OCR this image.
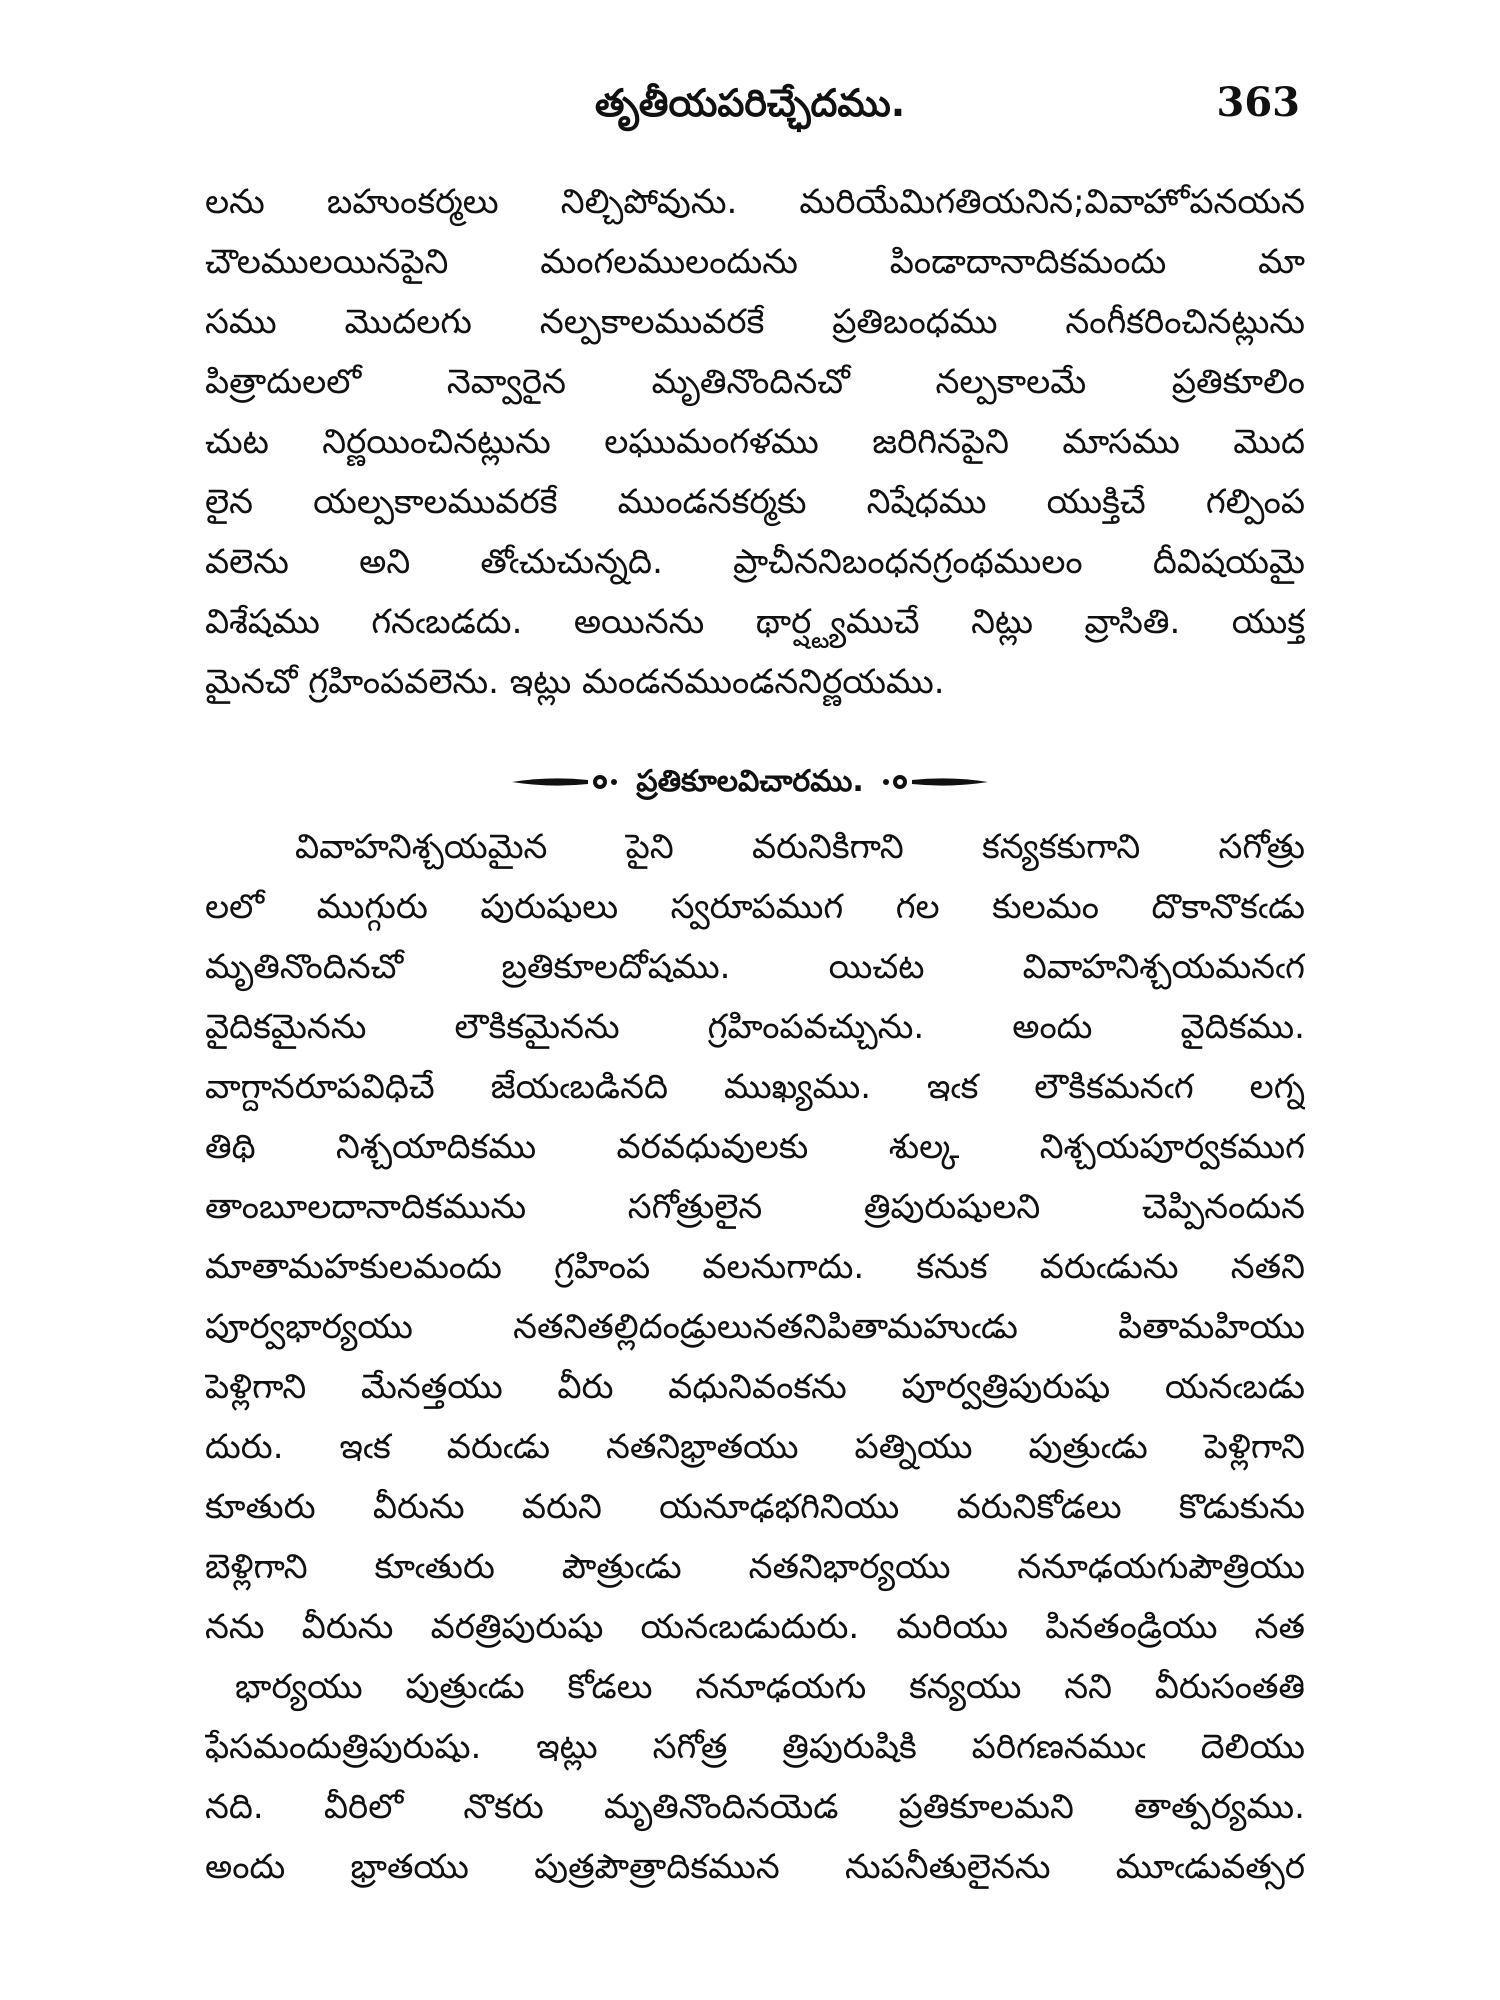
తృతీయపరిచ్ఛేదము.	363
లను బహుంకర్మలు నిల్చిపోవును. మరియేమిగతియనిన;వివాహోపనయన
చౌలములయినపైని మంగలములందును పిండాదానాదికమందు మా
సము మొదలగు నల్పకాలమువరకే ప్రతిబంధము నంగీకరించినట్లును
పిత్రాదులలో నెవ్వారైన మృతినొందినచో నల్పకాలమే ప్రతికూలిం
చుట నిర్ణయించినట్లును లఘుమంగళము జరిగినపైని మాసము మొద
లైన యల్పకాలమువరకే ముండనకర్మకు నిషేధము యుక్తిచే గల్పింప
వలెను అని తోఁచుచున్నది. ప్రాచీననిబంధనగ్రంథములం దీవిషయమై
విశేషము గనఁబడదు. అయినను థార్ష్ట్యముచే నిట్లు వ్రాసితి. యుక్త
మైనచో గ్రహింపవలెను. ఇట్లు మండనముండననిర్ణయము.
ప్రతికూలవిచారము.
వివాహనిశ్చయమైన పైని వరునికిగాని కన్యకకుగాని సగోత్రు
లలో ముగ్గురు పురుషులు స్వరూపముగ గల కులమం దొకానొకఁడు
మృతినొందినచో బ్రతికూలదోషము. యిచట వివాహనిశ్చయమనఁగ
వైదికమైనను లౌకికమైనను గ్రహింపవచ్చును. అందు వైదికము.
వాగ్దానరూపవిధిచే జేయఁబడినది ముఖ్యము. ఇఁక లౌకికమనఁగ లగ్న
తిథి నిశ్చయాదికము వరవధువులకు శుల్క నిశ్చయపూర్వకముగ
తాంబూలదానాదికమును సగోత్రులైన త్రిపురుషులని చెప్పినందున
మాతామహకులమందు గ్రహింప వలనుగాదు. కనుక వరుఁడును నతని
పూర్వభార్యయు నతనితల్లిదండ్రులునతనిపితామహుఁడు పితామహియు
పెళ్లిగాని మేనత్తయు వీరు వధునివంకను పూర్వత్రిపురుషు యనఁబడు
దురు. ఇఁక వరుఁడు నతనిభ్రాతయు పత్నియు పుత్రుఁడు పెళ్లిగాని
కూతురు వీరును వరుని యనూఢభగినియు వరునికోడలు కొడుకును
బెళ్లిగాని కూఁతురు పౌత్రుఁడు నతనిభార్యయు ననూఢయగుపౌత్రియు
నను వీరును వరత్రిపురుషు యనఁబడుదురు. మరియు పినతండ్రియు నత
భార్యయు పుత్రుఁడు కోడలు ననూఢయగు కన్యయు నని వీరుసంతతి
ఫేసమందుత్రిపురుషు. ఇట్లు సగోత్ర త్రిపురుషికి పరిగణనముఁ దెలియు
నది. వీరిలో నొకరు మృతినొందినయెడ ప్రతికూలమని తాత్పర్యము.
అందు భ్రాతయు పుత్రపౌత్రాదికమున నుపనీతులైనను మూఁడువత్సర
────────────────
Given problem:
Leave the pictures out and copy the rest of the data exactly.

Exercise output:
OCR this image.
తృతీయపరిచ్ఛేదము.	363
లను బహుంకర్మలు నిల్చిపోవును. మరియేమిగతియనిన;వివాహోపనయన
చౌలములయినపైని మంగలములందును పిండాదానాదికమందు మా
సము మొదలగు నల్పకాలమువరకే ప్రతిబంధము నంగీకరించినట్లును
పిత్రాదులలో నెవ్వారైన మృతినొందినచో నల్పకాలమే ప్రతికూలిం
చుట నిర్ణయించినట్లును లఘుమంగళము జరిగినపైని మాసము మొద
లైన యల్పకాలమువరకే ముండనకర్మకు నిషేధము యుక్తిచే గల్పింప
వలెను అని తోఁచుచున్నది. ప్రాచీననిబంధనగ్రంథములం దీవిషయమై
విశేషము గనఁబడదు. అయినను థార్ష్ట్యముచే నిట్లు వ్రాసితి. యుక్త
మైనచో గ్రహింపవలెను. ఇట్లు మండనముండననిర్ణయము.
ప్రతికూలవిచారము.
వివాహనిశ్చయమైన పైని వరునికిగాని కన్యకకుగాని సగోత్రు
లలో ముగ్గురు పురుషులు స్వరూపముగ గల కులమం దొకానొకఁడు
మృతినొందినచో బ్రతికూలదోషము. యిచట వివాహనిశ్చయమనఁగ
వైదికమైనను లౌకికమైనను గ్రహింపవచ్చును. అందు వైదికము.
వాగ్దానరూపవిధిచే జేయఁబడినది ముఖ్యము. ఇఁక లౌకికమనఁగ లగ్న
తిథి నిశ్చయాదికము వరవధువులకు శుల్క నిశ్చయపూర్వకముగ
తాంబూలదానాదికమును సగోత్రులైన త్రిపురుషులని చెప్పినందున
మాతామహకులమందు గ్రహింప వలనుగాదు. కనుక వరుఁడును నతని
పూర్వభార్యయు నతనితల్లిదండ్రులునతనిపితామహుఁడు పితామహియు
పెళ్లిగాని మేనత్తయు వీరు వధునివంకను పూర్వత్రిపురుషు యనఁబడు
దురు. ఇఁక వరుఁడు నతనిభ్రాతయు పత్నియు పుత్రుఁడు పెళ్లిగాని
కూతురు వీరును వరుని యనూఢభగినియు వరునికోడలు కొడుకును
బెళ్లిగాని కూఁతురు పౌత్రుఁడు నతనిభార్యయు ననూఢయగుపౌత్రియు
నను వీరును వరత్రిపురుషు యనఁబడుదురు. మరియు పినతండ్రియు నత
భార్యయు పుత్రుఁడు కోడలు ననూఢయగు కన్యయు నని వీరుసంతతి
ఫేసమందుత్రిపురుషు. ఇట్లు సగోత్ర త్రిపురుషికి పరిగణనముఁ దెలియు
నది. వీరిలో నొకరు మృతినొందినయెడ ప్రతికూలమని తాత్పర్యము.
అందు భ్రాతయు పుత్రపౌత్రాదికమున నుపనీతులైనను మూఁడువత్సర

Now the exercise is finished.